Directive: Transcribe the listing exactly, leaving out every picture.

(Lines of data)
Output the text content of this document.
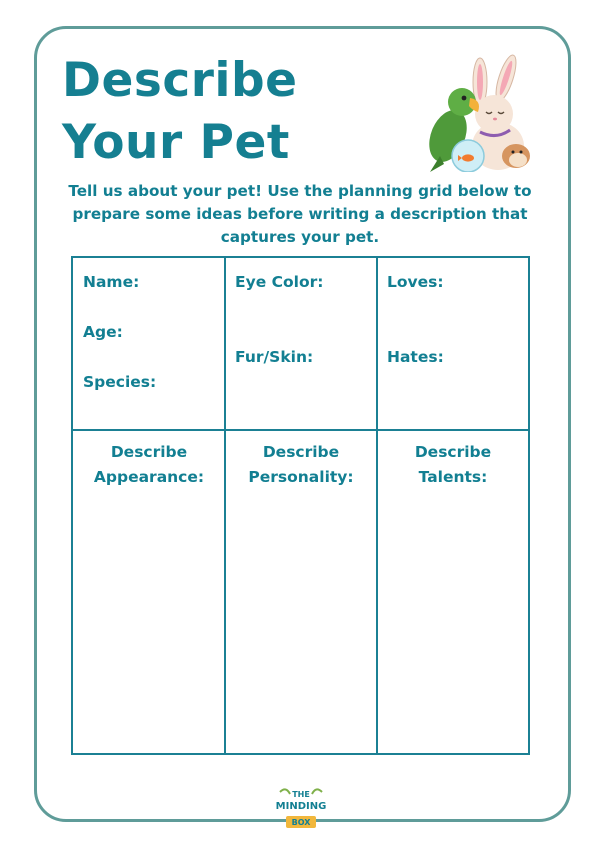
Describe Your Pet

Tell us about your pet! Use the planning grid below to prepare some ideas before writing a description that captures your pet.

Name:
Age:
Species:
Eye Color:
Fur/Skin:
Loves:
Hates:
Describe
Appearance:
Describe
Personality:
Describe
Talents:
THE
MINDING
BOX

Response to this exercise:
Output the text content of this document.
Describe Your Pet

Tell us about your pet! Use the planning grid below to prepare some ideas before writing a description that captures your pet.

Name:
Age:
Species:
Eye Color:
Fur/Skin:
Loves:
Hates:
Describe
Appearance:
Describe
Personality:
Describe
Talents:
THE
MINDING
BOX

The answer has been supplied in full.